-------- The records --------

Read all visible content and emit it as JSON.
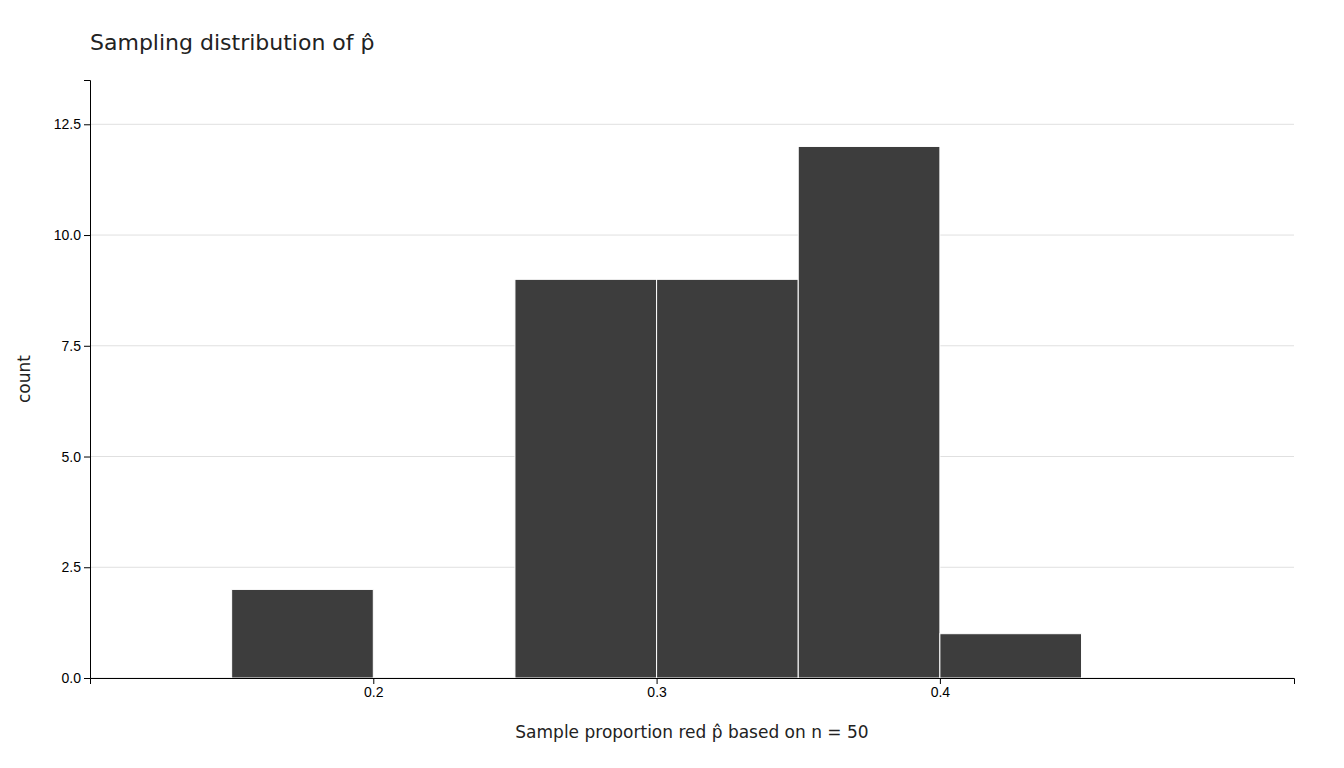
{
  "chart_data": {
    "type": "histogram",
    "title": "Sampling distribution of p̂",
    "xlabel": "Sample proportion red p̂ based on n = 50",
    "ylabel": "count",
    "bins": [
      0.15,
      0.2,
      0.25,
      0.3,
      0.35,
      0.4,
      0.45,
      0.5
    ],
    "values": [
      2,
      0,
      9,
      9,
      12,
      1,
      0
    ],
    "color": "#3d3d3d",
    "xlim": [
      0.1,
      0.525
    ],
    "ylim": [
      0,
      13.5
    ],
    "xticks": [
      0.2,
      0.3,
      0.4
    ],
    "yticks": [
      {
        "value": 0.0,
        "label": "0.0"
      },
      2.5,
      {
        "value": 5.0,
        "label": "5.0"
      },
      7.5,
      {
        "value": 10.0,
        "label": "10.0"
      },
      12.5
    ],
    "grid": true
  }
}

--------

**What you need to do**
All records must be output exactly as they are, except for the pictures, which are left out.

**Final result**
Read all visible content and emit it as JSON.
{
  "chart_data": {
    "type": "histogram",
    "title": "Sampling distribution of p̂",
    "xlabel": "Sample proportion red p̂ based on n = 50",
    "ylabel": "count",
    "bins": [
      0.15,
      0.2,
      0.25,
      0.3,
      0.35,
      0.4,
      0.45,
      0.5
    ],
    "values": [
      2,
      0,
      9,
      9,
      12,
      1,
      0
    ],
    "color": "#3d3d3d",
    "xlim": [
      0.1,
      0.525
    ],
    "ylim": [
      0,
      13.5
    ],
    "xticks": [
      0.2,
      0.3,
      0.4
    ],
    "yticks": [
      {
        "value": 0.0,
        "label": "0.0"
      },
      2.5,
      {
        "value": 5.0,
        "label": "5.0"
      },
      7.5,
      {
        "value": 10.0,
        "label": "10.0"
      },
      12.5
    ],
    "grid": true
  }
}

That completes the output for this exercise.